* **WHAT THE EXERCISE ASKS**
Output exactly, please, the lines of the records below from the one containing "Transcribe the text in this document." through the final line.

>> start STORED RECORDS

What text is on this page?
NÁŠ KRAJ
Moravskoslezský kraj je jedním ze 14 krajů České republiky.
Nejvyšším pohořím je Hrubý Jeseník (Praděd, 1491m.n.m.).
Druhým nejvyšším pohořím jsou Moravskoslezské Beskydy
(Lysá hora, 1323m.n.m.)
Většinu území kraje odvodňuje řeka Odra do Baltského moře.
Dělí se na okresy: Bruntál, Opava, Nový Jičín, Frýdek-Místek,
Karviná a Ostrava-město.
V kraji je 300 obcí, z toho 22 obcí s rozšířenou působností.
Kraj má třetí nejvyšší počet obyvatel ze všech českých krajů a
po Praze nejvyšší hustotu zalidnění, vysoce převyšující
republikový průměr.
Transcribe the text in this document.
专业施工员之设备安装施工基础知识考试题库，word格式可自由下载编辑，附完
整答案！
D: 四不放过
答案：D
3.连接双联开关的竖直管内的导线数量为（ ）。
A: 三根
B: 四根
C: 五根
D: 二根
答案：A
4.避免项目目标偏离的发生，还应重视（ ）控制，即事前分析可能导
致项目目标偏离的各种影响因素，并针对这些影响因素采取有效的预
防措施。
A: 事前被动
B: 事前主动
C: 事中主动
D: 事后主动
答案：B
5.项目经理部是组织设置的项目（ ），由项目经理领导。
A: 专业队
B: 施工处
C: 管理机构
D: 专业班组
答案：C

>> end STORED RECORDS

* **TASK SOLUTION**
Transcribe the text in this document.
专业施工员之设备安装施工基础知识考试题库，word格式可自由下载编辑，附完
整答案！
D: 四不放过
答案：D
3.连接双联开关的竖直管内的导线数量为（ ）。
A: 三根
B: 四根
C: 五根
D: 二根
答案：A
4.避免项目目标偏离的发生，还应重视（ ）控制，即事前分析可能导
致项目目标偏离的各种影响因素，并针对这些影响因素采取有效的预
防措施。
A: 事前被动
B: 事前主动
C: 事中主动
D: 事后主动
答案：B
5.项目经理部是组织设置的项目（ ），由项目经理领导。
A: 专业队
B: 施工处
C: 管理机构
D: 专业班组
答案：C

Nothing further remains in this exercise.